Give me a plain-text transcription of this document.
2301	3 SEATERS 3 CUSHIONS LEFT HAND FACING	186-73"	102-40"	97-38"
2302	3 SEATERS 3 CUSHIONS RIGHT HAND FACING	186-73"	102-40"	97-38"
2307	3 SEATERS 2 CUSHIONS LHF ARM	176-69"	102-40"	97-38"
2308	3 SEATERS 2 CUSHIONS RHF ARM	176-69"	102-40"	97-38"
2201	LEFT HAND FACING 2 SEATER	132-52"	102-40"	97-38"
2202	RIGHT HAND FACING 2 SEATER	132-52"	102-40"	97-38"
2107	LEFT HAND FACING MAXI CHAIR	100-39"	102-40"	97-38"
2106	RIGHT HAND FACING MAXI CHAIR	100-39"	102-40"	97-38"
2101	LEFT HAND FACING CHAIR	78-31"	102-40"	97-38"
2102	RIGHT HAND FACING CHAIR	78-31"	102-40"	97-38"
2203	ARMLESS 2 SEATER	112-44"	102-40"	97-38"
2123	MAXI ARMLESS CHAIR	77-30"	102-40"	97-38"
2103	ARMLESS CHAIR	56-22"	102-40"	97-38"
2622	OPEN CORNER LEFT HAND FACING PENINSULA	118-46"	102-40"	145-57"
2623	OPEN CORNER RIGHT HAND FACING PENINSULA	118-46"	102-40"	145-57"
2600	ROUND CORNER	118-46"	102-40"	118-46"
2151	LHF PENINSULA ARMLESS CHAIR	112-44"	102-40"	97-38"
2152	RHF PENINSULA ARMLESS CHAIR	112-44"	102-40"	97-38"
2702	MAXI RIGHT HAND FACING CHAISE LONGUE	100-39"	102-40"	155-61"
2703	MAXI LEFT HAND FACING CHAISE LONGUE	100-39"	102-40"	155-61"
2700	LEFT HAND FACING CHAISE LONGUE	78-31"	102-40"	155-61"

◆ ◆ ◆ ◆ ◆

- Task description
Extract, from the material above, each line holding the word "CORNER".

- Solution below
2622	OPEN CORNER LEFT HAND FACING PENINSULA	118-46"	102-40"	145-57"
2623	OPEN CORNER RIGHT HAND FACING PENINSULA	118-46"	102-40"	145-57"
2600	ROUND CORNER	118-46"	102-40"	118-46"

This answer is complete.